= Given problem =
Skip the pictures and quote all of the lines exactly.

= Records shown =
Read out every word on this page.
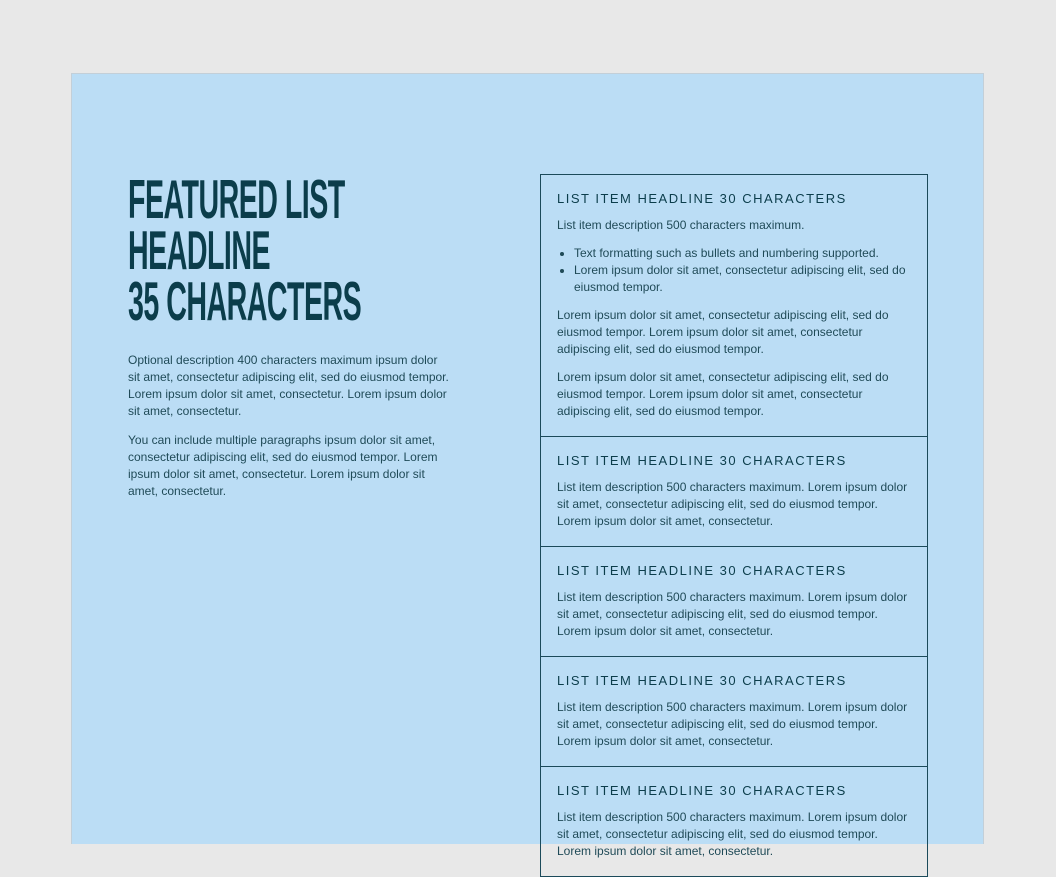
FEATURED LIST HEADLINE
35 CHARACTERS

Optional description 400 characters maximum ipsum dolor sit amet, consectetur adipiscing elit, sed do eiusmod tempor. Lorem ipsum dolor sit amet, consectetur. Lorem ipsum dolor sit amet, consectetur.

You can include multiple paragraphs ipsum dolor sit amet, consectetur adipiscing elit, sed do eiusmod tempor. Lorem ipsum dolor sit amet, consectetur. Lorem ipsum dolor sit amet, consectetur.

LIST ITEM HEADLINE 30 CHARACTERS

List item description 500 characters maximum.

• Text formatting such as bullets and numbering supported.
• Lorem ipsum dolor sit amet, consectetur adipiscing elit, sed do eiusmod tempor.

Lorem ipsum dolor sit amet, consectetur adipiscing elit, sed do eiusmod tempor. Lorem ipsum dolor sit amet, consectetur adipiscing elit, sed do eiusmod tempor.

Lorem ipsum dolor sit amet, consectetur adipiscing elit, sed do eiusmod tempor. Lorem ipsum dolor sit amet, consectetur adipiscing elit, sed do eiusmod tempor.

LIST ITEM HEADLINE 30 CHARACTERS

List item description 500 characters maximum. Lorem ipsum dolor sit amet, consectetur adipiscing elit, sed do eiusmod tempor. Lorem ipsum dolor sit amet, consectetur.

LIST ITEM HEADLINE 30 CHARACTERS

List item description 500 characters maximum. Lorem ipsum dolor sit amet, consectetur adipiscing elit, sed do eiusmod tempor. Lorem ipsum dolor sit amet, consectetur.

LIST ITEM HEADLINE 30 CHARACTERS

List item description 500 characters maximum. Lorem ipsum dolor sit amet, consectetur adipiscing elit, sed do eiusmod tempor. Lorem ipsum dolor sit amet, consectetur.

LIST ITEM HEADLINE 30 CHARACTERS

List item description 500 characters maximum. Lorem ipsum dolor sit amet, consectetur adipiscing elit, sed do eiusmod tempor. Lorem ipsum dolor sit amet, consectetur.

= Written solution =
Read out every word on this page.
FEATURED LIST HEADLINE
35 CHARACTERS

Optional description 400 characters maximum ipsum dolor sit amet, consectetur adipiscing elit, sed do eiusmod tempor. Lorem ipsum dolor sit amet, consectetur. Lorem ipsum dolor sit amet, consectetur.

You can include multiple paragraphs ipsum dolor sit amet, consectetur adipiscing elit, sed do eiusmod tempor. Lorem ipsum dolor sit amet, consectetur. Lorem ipsum dolor sit amet, consectetur.

LIST ITEM HEADLINE 30 CHARACTERS

List item description 500 characters maximum.

• Text formatting such as bullets and numbering supported.
• Lorem ipsum dolor sit amet, consectetur adipiscing elit, sed do eiusmod tempor.

Lorem ipsum dolor sit amet, consectetur adipiscing elit, sed do eiusmod tempor. Lorem ipsum dolor sit amet, consectetur adipiscing elit, sed do eiusmod tempor.

Lorem ipsum dolor sit amet, consectetur adipiscing elit, sed do eiusmod tempor. Lorem ipsum dolor sit amet, consectetur adipiscing elit, sed do eiusmod tempor.

LIST ITEM HEADLINE 30 CHARACTERS

List item description 500 characters maximum. Lorem ipsum dolor sit amet, consectetur adipiscing elit, sed do eiusmod tempor. Lorem ipsum dolor sit amet, consectetur.

LIST ITEM HEADLINE 30 CHARACTERS

List item description 500 characters maximum. Lorem ipsum dolor sit amet, consectetur adipiscing elit, sed do eiusmod tempor. Lorem ipsum dolor sit amet, consectetur.

LIST ITEM HEADLINE 30 CHARACTERS

List item description 500 characters maximum. Lorem ipsum dolor sit amet, consectetur adipiscing elit, sed do eiusmod tempor. Lorem ipsum dolor sit amet, consectetur.

LIST ITEM HEADLINE 30 CHARACTERS

List item description 500 characters maximum. Lorem ipsum dolor sit amet, consectetur adipiscing elit, sed do eiusmod tempor. Lorem ipsum dolor sit amet, consectetur.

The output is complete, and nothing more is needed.